GIVEN RECORDS:
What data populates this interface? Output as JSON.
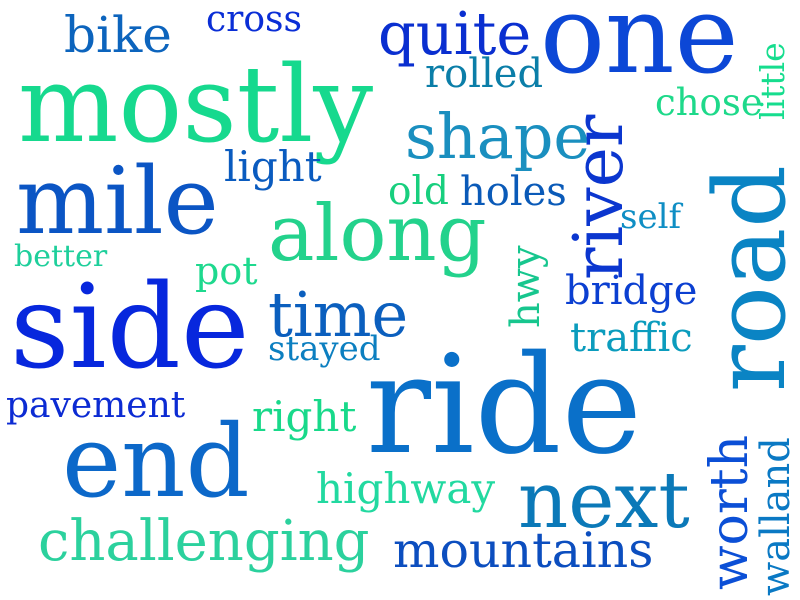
{
  "words": [
    {
      "id": "ride",
      "text": "ride",
      "color": "#0a70c9",
      "rotated": false
    },
    {
      "id": "one",
      "text": "one",
      "color": "#0c47d6",
      "rotated": false
    },
    {
      "id": "side",
      "text": "side",
      "color": "#0727dd",
      "rotated": false
    },
    {
      "id": "mostly",
      "text": "mostly",
      "color": "#16d98e",
      "rotated": false
    },
    {
      "id": "road",
      "text": "road",
      "color": "#0a84c4",
      "rotated": true
    },
    {
      "id": "mile",
      "text": "mile",
      "color": "#0b55c4",
      "rotated": false
    },
    {
      "id": "along",
      "text": "along",
      "color": "#23d28c",
      "rotated": false
    },
    {
      "id": "end",
      "text": "end",
      "color": "#0c68c9",
      "rotated": false
    },
    {
      "id": "river",
      "text": "river",
      "color": "#0b36cf",
      "rotated": true
    },
    {
      "id": "next",
      "text": "next",
      "color": "#0b79b8",
      "rotated": false
    },
    {
      "id": "shape",
      "text": "shape",
      "color": "#1a8fbf",
      "rotated": false
    },
    {
      "id": "time",
      "text": "time",
      "color": "#0b5fbe",
      "rotated": false
    },
    {
      "id": "challenging",
      "text": "challenging",
      "color": "#2bd19d",
      "rotated": false
    },
    {
      "id": "mountains",
      "text": "mountains",
      "color": "#0c4ebf",
      "rotated": false
    },
    {
      "id": "worth",
      "text": "worth",
      "color": "#0b4fd6",
      "rotated": true
    },
    {
      "id": "quite",
      "text": "quite",
      "color": "#0a2fd0",
      "rotated": false
    },
    {
      "id": "bike",
      "text": "bike",
      "color": "#0c64bd",
      "rotated": false
    },
    {
      "id": "pavement",
      "text": "pavement",
      "color": "#0c2bd3",
      "rotated": false
    },
    {
      "id": "highway",
      "text": "highway",
      "color": "#22d9a0",
      "rotated": false
    },
    {
      "id": "bridge",
      "text": "bridge",
      "color": "#0b3fd1",
      "rotated": false
    },
    {
      "id": "traffic",
      "text": "traffic",
      "color": "#0b9cbd",
      "rotated": false
    },
    {
      "id": "walland",
      "text": "walland",
      "color": "#0a79c4",
      "rotated": true
    },
    {
      "id": "light",
      "text": "light",
      "color": "#0a5bbf",
      "rotated": false
    },
    {
      "id": "rolled",
      "text": "rolled",
      "color": "#0b7ea8",
      "rotated": false
    },
    {
      "id": "chose",
      "text": "chose",
      "color": "#1ed98a",
      "rotated": false
    },
    {
      "id": "holes",
      "text": "holes",
      "color": "#0a5ab8",
      "rotated": false
    },
    {
      "id": "old",
      "text": "old",
      "color": "#18cf7e",
      "rotated": false
    },
    {
      "id": "right",
      "text": "right",
      "color": "#18d98a",
      "rotated": false
    },
    {
      "id": "stayed",
      "text": "stayed",
      "color": "#0c7fc0",
      "rotated": false
    },
    {
      "id": "pot",
      "text": "pot",
      "color": "#1ed98e",
      "rotated": false
    },
    {
      "id": "cross",
      "text": "cross",
      "color": "#0a2ed6",
      "rotated": false
    },
    {
      "id": "hwy",
      "text": "hwy",
      "color": "#17c68e",
      "rotated": true
    },
    {
      "id": "little",
      "text": "little",
      "color": "#16dd8e",
      "rotated": true
    },
    {
      "id": "self",
      "text": "self",
      "color": "#0f8ec4",
      "rotated": false
    },
    {
      "id": "better",
      "text": "better",
      "color": "#1ecf9b",
      "rotated": false
    }
  ]
}
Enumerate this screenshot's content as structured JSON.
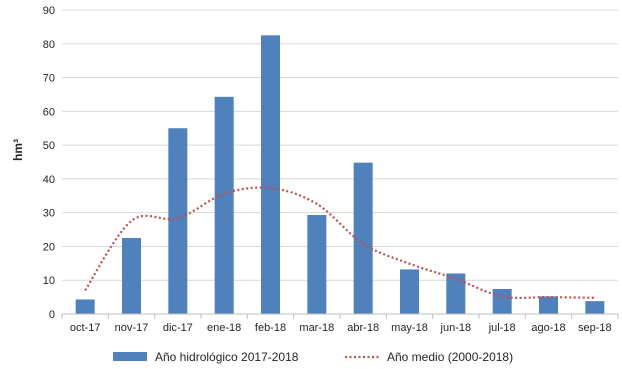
{
  "chart_data": {
    "type": "bar",
    "categories": [
      "oct-17",
      "nov-17",
      "dic-17",
      "ene-18",
      "feb-18",
      "mar-18",
      "abr-18",
      "may-18",
      "jun-18",
      "jul-18",
      "ago-18",
      "sep-18"
    ],
    "series": [
      {
        "name": "Año hidrológico 2017-2018",
        "type": "bar",
        "color": "#4F81BD",
        "values": [
          4.3,
          22.5,
          55.0,
          64.3,
          82.5,
          29.3,
          44.8,
          13.2,
          12.0,
          7.4,
          5.2,
          3.8
        ]
      },
      {
        "name": "Año medio (2000-2018)",
        "type": "line",
        "style": "dotted",
        "color": "#C0504D",
        "values": [
          7.0,
          27.6,
          28.3,
          35.6,
          37.3,
          32.6,
          20.8,
          14.9,
          10.4,
          5.2,
          5.0,
          4.8
        ]
      }
    ],
    "ylabel": "hm³",
    "ylim": [
      0,
      90
    ],
    "yticks": [
      0,
      10,
      20,
      30,
      40,
      50,
      60,
      70,
      80,
      90
    ],
    "grid": true,
    "legend": "bottom"
  }
}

PROBLEM TO SOLVE: Looking at the records above, extract only the lines from the one with "Enumerate this screenshot's" through the last line, exactly, with the pictures left out.

WORKED ANSWER:
Enumerate this screenshot's content as structured JSON.
{
  "chart_data": {
    "type": "bar",
    "categories": [
      "oct-17",
      "nov-17",
      "dic-17",
      "ene-18",
      "feb-18",
      "mar-18",
      "abr-18",
      "may-18",
      "jun-18",
      "jul-18",
      "ago-18",
      "sep-18"
    ],
    "series": [
      {
        "name": "Año hidrológico 2017-2018",
        "type": "bar",
        "color": "#4F81BD",
        "values": [
          4.3,
          22.5,
          55.0,
          64.3,
          82.5,
          29.3,
          44.8,
          13.2,
          12.0,
          7.4,
          5.2,
          3.8
        ]
      },
      {
        "name": "Año medio (2000-2018)",
        "type": "line",
        "style": "dotted",
        "color": "#C0504D",
        "values": [
          7.0,
          27.6,
          28.3,
          35.6,
          37.3,
          32.6,
          20.8,
          14.9,
          10.4,
          5.2,
          5.0,
          4.8
        ]
      }
    ],
    "ylabel": "hm³",
    "ylim": [
      0,
      90
    ],
    "yticks": [
      0,
      10,
      20,
      30,
      40,
      50,
      60,
      70,
      80,
      90
    ],
    "grid": true,
    "legend": "bottom"
  }
}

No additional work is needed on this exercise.